__Passage to read__.

▽

Guidelines for Post-Editing Machine Translated Content

Machine translation (MT) systems like Google, Microsoft and DeepL have made dramatic progress over the last years. What was once the butt of many jokes has now approached (for some kinds of texts) near human quality. With ever-increasing volumes of content which needs to get translated, many organizations are turning to MT. Some organizations have developed customized MT systems that are trained in a specific domain. This yields even better translation quality. The cost savings inherent in using MT can be very high, also resulting in faster speed to market with translated content.

But still, the quality of MT is not perfect and can lead to mistranslated content and incorrect content. So at some point, the translation industry came up with a new service level: post-edited machine translation or PEMT.

What is PEMT?

PEMT, an abbreviation of post-edited machine translation, refers to a workflow in which text is initially translated by software.  It is then sent off for review to professional translators who edit the text and correct the sentences that were done poorly by the MT software. In an ideal scenario, PEMT can yield perfect translations which cost much less than a pure human process.

△

__Data shown__.
▽

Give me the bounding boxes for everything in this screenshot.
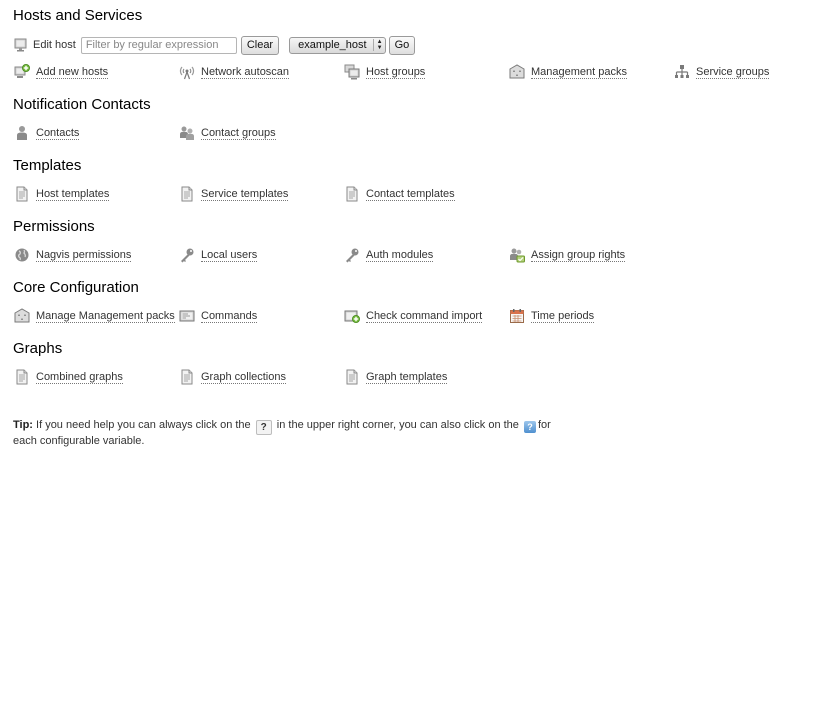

△
▽

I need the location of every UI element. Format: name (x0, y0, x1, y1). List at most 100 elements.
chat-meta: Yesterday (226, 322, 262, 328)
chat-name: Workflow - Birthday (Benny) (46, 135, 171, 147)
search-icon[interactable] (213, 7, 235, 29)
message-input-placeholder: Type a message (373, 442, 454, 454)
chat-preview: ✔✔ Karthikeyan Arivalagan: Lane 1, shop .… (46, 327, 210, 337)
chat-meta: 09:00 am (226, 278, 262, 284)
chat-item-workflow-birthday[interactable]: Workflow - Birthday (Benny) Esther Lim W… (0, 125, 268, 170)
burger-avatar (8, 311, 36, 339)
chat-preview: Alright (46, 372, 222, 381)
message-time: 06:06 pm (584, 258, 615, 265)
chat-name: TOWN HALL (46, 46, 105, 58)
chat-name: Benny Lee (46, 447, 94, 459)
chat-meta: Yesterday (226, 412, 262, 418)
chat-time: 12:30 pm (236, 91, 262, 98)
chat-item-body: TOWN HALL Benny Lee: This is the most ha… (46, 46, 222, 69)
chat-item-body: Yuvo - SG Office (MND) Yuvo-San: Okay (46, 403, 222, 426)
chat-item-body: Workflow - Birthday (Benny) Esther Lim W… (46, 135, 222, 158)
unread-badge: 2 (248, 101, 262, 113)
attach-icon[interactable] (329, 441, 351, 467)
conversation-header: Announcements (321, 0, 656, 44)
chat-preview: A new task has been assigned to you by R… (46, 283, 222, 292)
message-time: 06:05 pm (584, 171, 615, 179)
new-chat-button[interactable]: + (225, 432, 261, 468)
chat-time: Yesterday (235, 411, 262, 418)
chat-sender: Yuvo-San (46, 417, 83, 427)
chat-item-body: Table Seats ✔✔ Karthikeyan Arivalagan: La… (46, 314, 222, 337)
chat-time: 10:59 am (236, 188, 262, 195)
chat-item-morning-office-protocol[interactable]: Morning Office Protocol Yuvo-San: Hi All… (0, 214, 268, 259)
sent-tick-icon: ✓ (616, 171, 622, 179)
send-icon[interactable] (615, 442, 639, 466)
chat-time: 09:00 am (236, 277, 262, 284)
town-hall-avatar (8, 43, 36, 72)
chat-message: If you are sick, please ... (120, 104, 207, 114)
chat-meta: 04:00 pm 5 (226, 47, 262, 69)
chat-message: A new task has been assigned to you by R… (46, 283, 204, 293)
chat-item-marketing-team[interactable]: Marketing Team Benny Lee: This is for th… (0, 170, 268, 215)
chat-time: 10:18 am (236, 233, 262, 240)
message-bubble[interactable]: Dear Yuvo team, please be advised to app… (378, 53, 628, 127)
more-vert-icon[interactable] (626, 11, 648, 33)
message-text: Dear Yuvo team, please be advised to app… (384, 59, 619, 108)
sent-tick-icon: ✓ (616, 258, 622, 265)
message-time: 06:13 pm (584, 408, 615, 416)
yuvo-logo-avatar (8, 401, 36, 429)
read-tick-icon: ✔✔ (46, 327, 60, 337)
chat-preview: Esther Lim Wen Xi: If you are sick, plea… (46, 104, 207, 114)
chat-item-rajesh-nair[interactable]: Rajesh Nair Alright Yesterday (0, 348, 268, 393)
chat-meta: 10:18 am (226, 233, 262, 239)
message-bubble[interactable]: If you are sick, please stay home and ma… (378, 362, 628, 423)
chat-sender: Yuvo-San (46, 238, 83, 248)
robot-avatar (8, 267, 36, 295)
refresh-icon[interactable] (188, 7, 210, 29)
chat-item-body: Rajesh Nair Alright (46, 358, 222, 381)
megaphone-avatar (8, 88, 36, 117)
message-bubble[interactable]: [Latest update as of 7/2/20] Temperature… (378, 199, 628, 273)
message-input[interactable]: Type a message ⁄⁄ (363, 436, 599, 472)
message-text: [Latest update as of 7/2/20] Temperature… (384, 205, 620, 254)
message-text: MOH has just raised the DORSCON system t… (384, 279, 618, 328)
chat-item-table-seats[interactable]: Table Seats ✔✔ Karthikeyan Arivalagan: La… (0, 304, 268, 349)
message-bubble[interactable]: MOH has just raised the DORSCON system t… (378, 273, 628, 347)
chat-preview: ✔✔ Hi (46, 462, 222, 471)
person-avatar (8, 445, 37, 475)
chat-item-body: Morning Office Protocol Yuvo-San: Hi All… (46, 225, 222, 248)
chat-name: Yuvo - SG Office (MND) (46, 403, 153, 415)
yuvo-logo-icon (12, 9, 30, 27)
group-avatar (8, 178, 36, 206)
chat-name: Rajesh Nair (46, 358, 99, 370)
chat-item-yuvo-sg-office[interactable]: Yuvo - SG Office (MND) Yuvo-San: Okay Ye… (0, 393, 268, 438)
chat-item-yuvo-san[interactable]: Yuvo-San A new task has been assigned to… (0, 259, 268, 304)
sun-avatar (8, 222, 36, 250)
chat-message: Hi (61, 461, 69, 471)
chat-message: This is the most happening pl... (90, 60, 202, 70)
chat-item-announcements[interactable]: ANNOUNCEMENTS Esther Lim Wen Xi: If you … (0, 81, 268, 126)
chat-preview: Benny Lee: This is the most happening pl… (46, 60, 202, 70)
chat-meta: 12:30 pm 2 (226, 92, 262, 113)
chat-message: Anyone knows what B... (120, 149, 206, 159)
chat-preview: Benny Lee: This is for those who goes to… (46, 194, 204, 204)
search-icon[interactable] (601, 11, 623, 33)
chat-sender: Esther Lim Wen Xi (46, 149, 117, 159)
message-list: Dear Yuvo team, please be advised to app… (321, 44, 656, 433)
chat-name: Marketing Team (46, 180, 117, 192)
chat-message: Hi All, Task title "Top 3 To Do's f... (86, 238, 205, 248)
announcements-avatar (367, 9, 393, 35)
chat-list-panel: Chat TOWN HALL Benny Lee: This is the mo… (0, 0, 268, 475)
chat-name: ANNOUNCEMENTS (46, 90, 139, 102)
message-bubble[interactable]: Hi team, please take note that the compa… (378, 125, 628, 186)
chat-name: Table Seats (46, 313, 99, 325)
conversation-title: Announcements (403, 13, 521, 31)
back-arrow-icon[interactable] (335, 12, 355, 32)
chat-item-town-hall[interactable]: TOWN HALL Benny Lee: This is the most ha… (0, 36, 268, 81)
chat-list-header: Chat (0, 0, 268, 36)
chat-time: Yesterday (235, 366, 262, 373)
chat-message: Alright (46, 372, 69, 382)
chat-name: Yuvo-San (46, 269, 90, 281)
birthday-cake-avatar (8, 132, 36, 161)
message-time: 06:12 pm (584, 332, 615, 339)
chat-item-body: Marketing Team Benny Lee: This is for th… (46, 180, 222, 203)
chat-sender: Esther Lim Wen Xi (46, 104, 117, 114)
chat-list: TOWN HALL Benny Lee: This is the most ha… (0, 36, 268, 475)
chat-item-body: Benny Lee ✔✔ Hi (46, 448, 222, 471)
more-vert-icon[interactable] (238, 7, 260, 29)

△

__Set of tasks__.
(a) In the post-editing guidelines text, what does the abbreviation PEMT stand for?
(b) For each statement, say whether it agrees with the post-editing guidelines text, and quote the words that decide it.
(i) Customized MT systems trained in a specific domain give even better translation quality.
(ii) In PEMT, professional translators produce the first translation and software then reviews it.
(iii) The quality of MT is now perfect.
(c) Carry on the post-editing guidelines text from its last sentence.

__Responses to the tasks__.
(a) Post-edited machine translation.

(b)
(i) Yes: "This yields even better translation quality."
(ii) No: "text is initially translated by software. It is then sent off for review to professional translators"
(iii) No: "the quality of MT is not perfect"

(c)
PEMT Guidelines

Here are some guidelines and best practices for post-editing machine translated content. Remember that the purpose of post-editing website content is to achieve good translation quality in the shortest time possible. So you should only change what is essential to ensure clear understanding and grammatical correctness of the content. Do not dwell too much on stylistic issues. If a sentence is grammatically correct and is an accurate translation of the original, try not to spend time to improve it. There will probably be plenty of other sentences that need more work.

Comprehensive Guide for Post-Editing Machine Translations:

When reviewing machine-translated content, it’s crucial to remember that it’s not immune to inaccuracies. It’s essential to meticulously inspect all machine-translated text, making necessary corrections to align it with the original document’s meaning, tone, and intent.

    1. Start by thoroughly understanding the source material. Grasp its significance, intention, and the tone it conveys.
    2. Assess the machine-translated content for its appropriateness. Often, modifying the machine translation to mirror the original makes for an efficient and accurate translation. However, there might be instances where starting afresh or utilizing a similar translation from the translation memory (TM) is more effective.
      • Be wary of over-editing. Stick to the guidelines, translation memories, glossaries, and style guides provided for the project. Avoid personal preference edits unless they improve fluency and accuracy without deviating from required references.
      • Guard against under-editing. Even if the translation seems smooth, hidden errors or inaccuracies might exist. Match each translated segment with its source, paying attention to common machine translation mistakes listed below, and adjust accordingly.
      • Conduct automated quality assurance (QA) checks with settings tailored to identify terminology consistency, repetitive words, extra spaces, and spelling mistakes. Note that Microsoft Word’s spell checker often excels in identifying grammatical errors possibly introduced by machine translations.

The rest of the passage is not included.